**Goal of the exercise**
Where the word "Чувашской" occurs in a line, return that line.

(Dataset entries)
# # #
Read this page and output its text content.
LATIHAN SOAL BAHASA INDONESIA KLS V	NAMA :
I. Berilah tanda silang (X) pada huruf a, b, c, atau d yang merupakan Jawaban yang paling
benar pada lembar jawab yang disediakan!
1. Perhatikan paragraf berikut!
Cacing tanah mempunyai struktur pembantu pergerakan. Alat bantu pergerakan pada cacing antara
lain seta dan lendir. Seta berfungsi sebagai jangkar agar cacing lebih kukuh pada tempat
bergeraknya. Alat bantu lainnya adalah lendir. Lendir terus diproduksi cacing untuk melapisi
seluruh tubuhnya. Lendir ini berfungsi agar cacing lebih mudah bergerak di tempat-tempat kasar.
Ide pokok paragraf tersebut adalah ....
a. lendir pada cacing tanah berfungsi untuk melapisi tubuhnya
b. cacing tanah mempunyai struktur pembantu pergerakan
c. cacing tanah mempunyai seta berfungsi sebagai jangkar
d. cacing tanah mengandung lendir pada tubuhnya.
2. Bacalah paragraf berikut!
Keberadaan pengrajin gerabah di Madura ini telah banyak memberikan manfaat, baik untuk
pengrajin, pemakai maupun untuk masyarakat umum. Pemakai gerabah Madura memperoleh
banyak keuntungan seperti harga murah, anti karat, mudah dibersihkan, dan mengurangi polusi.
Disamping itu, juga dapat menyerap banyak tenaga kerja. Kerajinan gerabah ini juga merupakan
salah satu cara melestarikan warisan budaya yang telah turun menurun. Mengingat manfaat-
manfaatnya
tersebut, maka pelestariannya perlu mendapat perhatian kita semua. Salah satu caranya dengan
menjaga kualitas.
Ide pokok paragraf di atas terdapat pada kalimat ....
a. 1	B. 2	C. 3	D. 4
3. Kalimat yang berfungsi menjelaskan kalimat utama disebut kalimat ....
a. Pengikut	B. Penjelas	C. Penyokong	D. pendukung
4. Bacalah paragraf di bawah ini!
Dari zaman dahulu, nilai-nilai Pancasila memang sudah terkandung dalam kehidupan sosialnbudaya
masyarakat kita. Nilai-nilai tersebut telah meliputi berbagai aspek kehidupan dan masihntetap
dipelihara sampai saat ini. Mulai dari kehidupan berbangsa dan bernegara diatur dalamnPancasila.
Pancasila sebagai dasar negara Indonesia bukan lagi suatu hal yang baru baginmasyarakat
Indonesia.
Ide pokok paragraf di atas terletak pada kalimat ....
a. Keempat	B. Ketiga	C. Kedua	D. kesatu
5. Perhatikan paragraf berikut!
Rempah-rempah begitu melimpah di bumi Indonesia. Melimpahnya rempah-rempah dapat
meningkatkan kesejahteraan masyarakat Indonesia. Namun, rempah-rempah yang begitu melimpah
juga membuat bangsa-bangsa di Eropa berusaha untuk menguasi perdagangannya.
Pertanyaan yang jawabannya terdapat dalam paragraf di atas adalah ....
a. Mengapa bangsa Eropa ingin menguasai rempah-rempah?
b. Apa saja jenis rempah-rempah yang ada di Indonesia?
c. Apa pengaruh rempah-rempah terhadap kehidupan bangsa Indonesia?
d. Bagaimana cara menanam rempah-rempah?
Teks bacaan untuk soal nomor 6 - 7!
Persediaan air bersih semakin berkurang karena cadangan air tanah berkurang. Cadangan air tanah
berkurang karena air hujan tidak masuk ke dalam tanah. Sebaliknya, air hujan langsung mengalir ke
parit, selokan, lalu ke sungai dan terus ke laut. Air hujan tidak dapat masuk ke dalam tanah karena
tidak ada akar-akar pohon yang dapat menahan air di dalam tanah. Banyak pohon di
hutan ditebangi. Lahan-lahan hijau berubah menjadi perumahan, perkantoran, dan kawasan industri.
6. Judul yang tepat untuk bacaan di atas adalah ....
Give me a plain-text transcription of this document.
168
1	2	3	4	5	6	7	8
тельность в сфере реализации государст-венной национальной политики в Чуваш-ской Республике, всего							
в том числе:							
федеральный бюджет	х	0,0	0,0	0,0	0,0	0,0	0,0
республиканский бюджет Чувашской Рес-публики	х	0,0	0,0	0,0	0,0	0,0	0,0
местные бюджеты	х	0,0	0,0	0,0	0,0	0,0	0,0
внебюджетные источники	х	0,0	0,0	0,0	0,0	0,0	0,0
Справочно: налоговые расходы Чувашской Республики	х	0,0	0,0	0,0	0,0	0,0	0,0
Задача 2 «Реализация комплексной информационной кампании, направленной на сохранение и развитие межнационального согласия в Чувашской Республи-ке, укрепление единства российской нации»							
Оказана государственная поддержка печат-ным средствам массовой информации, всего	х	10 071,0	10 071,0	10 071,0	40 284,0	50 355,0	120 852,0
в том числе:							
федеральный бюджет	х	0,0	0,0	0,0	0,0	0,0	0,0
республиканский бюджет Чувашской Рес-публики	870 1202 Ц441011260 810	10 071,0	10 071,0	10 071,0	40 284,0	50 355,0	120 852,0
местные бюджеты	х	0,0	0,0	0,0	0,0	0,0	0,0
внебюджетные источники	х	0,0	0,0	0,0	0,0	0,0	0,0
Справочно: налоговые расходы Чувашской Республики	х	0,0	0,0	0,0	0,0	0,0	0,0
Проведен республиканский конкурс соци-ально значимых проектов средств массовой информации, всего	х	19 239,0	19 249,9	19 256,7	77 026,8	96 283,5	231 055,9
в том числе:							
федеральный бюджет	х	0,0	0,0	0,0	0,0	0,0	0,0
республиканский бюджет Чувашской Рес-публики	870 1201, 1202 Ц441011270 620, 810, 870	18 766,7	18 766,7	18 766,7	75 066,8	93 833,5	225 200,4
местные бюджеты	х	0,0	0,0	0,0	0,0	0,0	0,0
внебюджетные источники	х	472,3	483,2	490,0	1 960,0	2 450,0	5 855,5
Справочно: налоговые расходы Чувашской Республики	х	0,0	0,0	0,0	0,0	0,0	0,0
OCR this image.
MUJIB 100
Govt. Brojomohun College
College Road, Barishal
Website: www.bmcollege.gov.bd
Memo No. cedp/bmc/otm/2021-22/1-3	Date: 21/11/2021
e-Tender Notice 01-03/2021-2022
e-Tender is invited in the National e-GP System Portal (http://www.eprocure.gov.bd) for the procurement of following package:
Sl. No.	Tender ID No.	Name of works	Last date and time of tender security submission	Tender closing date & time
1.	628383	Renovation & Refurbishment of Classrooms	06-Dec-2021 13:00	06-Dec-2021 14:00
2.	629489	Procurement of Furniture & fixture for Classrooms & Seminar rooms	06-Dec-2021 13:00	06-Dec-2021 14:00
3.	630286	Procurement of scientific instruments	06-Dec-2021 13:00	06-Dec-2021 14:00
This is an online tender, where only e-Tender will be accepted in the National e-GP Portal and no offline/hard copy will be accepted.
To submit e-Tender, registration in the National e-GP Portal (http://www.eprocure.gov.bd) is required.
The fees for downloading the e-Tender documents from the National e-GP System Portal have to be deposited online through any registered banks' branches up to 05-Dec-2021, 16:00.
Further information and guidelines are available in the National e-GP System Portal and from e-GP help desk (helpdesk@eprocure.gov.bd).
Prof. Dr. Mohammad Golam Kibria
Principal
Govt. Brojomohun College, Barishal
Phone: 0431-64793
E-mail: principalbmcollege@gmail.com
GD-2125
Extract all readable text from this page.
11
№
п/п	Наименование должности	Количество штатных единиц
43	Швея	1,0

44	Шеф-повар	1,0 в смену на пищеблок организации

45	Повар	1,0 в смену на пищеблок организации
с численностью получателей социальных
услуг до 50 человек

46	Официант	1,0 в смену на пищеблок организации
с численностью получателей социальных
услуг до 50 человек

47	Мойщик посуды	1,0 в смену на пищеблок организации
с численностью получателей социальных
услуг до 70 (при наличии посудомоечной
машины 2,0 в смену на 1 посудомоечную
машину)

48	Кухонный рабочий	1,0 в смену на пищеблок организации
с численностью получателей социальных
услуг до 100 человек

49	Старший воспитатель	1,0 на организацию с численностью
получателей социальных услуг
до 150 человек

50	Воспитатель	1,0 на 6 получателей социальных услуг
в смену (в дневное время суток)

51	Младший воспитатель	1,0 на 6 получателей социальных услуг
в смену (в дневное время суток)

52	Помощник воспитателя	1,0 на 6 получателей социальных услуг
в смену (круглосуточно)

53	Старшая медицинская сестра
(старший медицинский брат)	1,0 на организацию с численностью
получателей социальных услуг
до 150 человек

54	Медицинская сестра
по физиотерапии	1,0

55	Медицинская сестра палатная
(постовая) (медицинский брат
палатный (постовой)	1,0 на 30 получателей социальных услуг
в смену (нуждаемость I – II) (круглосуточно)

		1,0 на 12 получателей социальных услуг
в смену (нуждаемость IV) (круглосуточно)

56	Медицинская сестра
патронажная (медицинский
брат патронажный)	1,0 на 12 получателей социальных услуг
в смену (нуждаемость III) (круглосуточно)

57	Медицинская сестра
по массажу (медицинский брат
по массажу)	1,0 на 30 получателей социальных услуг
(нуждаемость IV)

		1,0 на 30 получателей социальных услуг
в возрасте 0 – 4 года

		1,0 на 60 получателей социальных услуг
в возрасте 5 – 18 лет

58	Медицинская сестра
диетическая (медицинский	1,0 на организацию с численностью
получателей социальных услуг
# # #
**The result**
республиканский бюджет Чувашской Рес-публики	х	0,0	0,0	0,0	0,0	0,0	0,0
Справочно: налоговые расходы Чувашской Республики	х	0,0	0,0	0,0	0,0	0,0	0,0
Задача 2 «Реализация комплексной информационной кампании, направленной на сохранение и развитие межнационального согласия в Чувашской Республи-ке, укрепление единства российской нации»							
республиканский бюджет Чувашской Рес-публики	870 1202 Ц441011260 810	10 071,0	10 071,0	10 071,0	40 284,0	50 355,0	120 852,0
Справочно: налоговые расходы Чувашской Республики	х	0,0	0,0	0,0	0,0	0,0	0,0
республиканский бюджет Чувашской Рес-публики	870 1201, 1202 Ц441011270 620, 810, 870	18 766,7	18 766,7	18 766,7	75 066,8	93 833,5	225 200,4
Справочно: налоговые расходы Чувашской Республики	х	0,0	0,0	0,0	0,0	0,0	0,0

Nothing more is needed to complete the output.